*Direction*.
Copy the listing word for word, from its first line through the line with "Find all labels, buttons, inputs, and", including both of those lines.

*Information shown*.
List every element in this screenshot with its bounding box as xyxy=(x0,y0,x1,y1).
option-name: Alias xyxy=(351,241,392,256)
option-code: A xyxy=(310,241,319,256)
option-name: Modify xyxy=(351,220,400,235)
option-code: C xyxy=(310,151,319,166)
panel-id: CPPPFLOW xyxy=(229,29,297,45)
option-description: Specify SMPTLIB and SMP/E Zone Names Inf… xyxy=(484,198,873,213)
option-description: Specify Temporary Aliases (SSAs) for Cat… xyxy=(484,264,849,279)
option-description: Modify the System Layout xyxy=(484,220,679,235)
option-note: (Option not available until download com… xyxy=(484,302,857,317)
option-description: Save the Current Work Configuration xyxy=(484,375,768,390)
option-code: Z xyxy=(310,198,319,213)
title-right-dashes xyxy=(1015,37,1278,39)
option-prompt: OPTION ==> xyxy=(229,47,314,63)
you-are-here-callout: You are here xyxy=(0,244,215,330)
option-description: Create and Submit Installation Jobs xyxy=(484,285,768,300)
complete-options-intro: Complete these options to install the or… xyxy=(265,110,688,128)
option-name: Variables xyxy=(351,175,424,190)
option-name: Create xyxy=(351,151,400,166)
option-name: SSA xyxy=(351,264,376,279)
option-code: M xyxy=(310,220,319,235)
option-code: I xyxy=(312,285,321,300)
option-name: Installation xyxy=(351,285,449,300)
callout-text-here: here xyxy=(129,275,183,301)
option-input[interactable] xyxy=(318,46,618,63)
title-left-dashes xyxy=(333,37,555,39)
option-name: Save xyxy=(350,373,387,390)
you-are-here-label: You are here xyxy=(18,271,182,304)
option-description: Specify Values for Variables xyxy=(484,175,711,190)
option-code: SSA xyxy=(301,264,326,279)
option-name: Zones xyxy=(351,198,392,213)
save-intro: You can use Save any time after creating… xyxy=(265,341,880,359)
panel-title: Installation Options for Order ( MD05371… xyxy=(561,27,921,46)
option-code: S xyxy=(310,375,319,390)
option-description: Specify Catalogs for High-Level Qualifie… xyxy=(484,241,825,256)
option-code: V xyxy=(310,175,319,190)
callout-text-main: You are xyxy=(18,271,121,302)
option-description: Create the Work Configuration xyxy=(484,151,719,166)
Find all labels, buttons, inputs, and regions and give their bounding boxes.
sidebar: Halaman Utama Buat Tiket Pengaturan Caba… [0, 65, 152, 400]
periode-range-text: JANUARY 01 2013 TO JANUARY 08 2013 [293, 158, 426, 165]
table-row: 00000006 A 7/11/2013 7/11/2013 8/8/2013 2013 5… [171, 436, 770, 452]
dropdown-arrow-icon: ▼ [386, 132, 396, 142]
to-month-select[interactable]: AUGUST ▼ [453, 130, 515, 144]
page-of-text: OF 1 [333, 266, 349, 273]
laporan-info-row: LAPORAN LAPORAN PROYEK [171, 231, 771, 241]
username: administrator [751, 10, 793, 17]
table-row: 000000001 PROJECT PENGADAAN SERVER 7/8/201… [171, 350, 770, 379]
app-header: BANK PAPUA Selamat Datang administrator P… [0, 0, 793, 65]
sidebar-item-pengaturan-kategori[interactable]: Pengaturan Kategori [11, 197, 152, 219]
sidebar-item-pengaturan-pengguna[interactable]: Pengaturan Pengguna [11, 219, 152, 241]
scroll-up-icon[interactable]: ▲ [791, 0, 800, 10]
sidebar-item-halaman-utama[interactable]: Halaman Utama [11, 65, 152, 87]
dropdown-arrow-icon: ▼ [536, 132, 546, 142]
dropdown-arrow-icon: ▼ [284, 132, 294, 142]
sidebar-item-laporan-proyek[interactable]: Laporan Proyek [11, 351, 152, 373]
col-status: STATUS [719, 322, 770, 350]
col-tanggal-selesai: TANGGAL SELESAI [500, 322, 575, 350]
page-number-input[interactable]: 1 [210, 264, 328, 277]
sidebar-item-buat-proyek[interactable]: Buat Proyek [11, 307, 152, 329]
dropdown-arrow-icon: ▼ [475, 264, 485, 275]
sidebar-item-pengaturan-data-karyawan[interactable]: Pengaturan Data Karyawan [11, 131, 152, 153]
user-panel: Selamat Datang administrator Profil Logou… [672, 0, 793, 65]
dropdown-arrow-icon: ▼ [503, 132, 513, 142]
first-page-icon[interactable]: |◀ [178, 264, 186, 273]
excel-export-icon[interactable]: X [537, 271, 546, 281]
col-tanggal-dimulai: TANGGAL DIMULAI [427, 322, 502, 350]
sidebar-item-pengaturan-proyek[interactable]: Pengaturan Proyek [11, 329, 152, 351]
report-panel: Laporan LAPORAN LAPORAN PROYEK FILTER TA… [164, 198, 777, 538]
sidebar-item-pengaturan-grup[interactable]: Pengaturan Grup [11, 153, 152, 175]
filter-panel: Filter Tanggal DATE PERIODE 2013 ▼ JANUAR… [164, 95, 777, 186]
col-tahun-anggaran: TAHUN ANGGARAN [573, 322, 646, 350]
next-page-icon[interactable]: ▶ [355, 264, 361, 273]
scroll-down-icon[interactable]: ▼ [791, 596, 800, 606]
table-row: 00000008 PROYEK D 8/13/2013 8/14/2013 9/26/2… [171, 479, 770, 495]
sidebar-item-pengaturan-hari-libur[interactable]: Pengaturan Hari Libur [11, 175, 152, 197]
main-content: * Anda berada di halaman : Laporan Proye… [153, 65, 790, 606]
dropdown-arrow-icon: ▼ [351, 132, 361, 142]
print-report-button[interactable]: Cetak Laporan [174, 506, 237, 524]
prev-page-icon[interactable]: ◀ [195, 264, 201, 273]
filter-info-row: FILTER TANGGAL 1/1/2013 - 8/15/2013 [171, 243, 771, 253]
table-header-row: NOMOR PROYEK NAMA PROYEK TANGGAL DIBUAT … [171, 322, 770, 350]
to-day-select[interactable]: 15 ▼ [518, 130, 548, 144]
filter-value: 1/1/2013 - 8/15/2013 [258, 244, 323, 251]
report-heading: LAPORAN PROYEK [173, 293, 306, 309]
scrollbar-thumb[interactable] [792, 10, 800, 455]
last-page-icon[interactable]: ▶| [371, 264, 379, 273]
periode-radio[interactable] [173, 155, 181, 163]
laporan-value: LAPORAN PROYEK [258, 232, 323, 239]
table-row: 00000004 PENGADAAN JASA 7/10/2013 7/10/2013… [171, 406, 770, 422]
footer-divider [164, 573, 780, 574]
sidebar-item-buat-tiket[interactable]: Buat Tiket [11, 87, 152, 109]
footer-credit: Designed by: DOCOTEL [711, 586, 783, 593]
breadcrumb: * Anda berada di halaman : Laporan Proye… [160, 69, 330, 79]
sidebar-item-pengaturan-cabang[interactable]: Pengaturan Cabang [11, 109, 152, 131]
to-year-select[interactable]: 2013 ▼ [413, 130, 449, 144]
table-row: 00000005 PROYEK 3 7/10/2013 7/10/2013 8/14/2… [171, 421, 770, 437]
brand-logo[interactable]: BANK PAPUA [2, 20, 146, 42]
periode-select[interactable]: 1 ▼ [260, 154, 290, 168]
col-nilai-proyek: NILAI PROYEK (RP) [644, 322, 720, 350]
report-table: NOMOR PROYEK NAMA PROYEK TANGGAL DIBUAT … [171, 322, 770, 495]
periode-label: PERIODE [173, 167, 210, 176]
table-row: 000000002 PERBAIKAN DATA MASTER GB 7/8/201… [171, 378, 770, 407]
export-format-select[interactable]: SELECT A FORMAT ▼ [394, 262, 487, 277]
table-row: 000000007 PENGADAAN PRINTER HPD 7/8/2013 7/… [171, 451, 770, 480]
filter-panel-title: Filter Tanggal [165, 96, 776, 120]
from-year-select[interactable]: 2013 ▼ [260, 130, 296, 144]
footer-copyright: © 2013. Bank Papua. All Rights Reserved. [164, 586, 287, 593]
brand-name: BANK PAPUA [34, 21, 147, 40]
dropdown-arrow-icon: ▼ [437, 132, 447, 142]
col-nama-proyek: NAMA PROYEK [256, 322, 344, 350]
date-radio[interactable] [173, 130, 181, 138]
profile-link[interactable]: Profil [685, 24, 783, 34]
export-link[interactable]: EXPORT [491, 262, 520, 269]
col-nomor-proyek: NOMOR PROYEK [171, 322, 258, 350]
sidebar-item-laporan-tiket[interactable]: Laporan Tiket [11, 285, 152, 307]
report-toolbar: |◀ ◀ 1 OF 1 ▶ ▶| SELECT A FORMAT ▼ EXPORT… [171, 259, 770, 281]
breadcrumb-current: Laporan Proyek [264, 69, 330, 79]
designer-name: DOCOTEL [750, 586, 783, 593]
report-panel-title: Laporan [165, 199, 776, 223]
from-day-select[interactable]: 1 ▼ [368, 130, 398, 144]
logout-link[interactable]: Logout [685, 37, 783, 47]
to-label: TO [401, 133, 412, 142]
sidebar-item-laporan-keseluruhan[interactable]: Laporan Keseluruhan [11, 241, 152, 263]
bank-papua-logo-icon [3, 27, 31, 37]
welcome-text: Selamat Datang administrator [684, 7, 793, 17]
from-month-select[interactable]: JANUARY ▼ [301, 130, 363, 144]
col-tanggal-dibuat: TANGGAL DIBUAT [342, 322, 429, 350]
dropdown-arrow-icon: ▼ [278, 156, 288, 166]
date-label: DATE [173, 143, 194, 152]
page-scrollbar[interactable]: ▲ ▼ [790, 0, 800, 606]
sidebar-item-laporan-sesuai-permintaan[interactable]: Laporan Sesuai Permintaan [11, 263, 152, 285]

*Response*.
List every element in this screenshot with its bounding box as xyxy=(x0,y0,x1,y1).
option-name: Alias xyxy=(351,241,392,256)
option-code: A xyxy=(310,241,319,256)
option-name: Modify xyxy=(351,220,400,235)
option-code: C xyxy=(310,151,319,166)
panel-id: CPPPFLOW xyxy=(229,29,297,45)
option-description: Specify SMPTLIB and SMP/E Zone Names Inf… xyxy=(484,198,873,213)
option-description: Specify Temporary Aliases (SSAs) for Cat… xyxy=(484,264,849,279)
option-description: Modify the System Layout xyxy=(484,220,679,235)
option-note: (Option not available until download com… xyxy=(484,302,857,317)
option-description: Save the Current Work Configuration xyxy=(484,375,768,390)
option-code: Z xyxy=(310,198,319,213)
title-right-dashes xyxy=(1015,37,1278,39)
option-prompt: OPTION ==> xyxy=(229,47,314,63)
you-are-here-callout: You are here xyxy=(0,244,215,330)
option-description: Create and Submit Installation Jobs xyxy=(484,285,768,300)
complete-options-intro: Complete these options to install the or… xyxy=(265,110,688,128)
option-name: Variables xyxy=(351,175,424,190)
option-name: Create xyxy=(351,151,400,166)
option-name: SSA xyxy=(351,264,376,279)
option-code: M xyxy=(310,220,319,235)
option-code: I xyxy=(312,285,321,300)
option-name: Installation xyxy=(351,285,449,300)
callout-text-here: here xyxy=(129,275,183,301)
option-input[interactable] xyxy=(318,46,618,63)
title-left-dashes xyxy=(333,37,555,39)
option-name: Save xyxy=(350,373,387,390)
you-are-here-label: You are here xyxy=(18,271,182,304)
option-description: Specify Values for Variables xyxy=(484,175,711,190)
option-code: SSA xyxy=(301,264,326,279)
option-name: Zones xyxy=(351,198,392,213)
save-intro: You can use Save any time after creating… xyxy=(265,341,880,359)
panel-title: Installation Options for Order ( MD05371… xyxy=(561,27,921,46)
option-code: S xyxy=(310,375,319,390)
option-description: Specify Catalogs for High-Level Qualifie… xyxy=(484,241,825,256)
option-code: V xyxy=(310,175,319,190)
callout-text-main: You are xyxy=(18,271,121,302)
option-description: Create the Work Configuration xyxy=(484,151,719,166)
Find all labels, buttons, inputs, and regions and give their bounding boxes.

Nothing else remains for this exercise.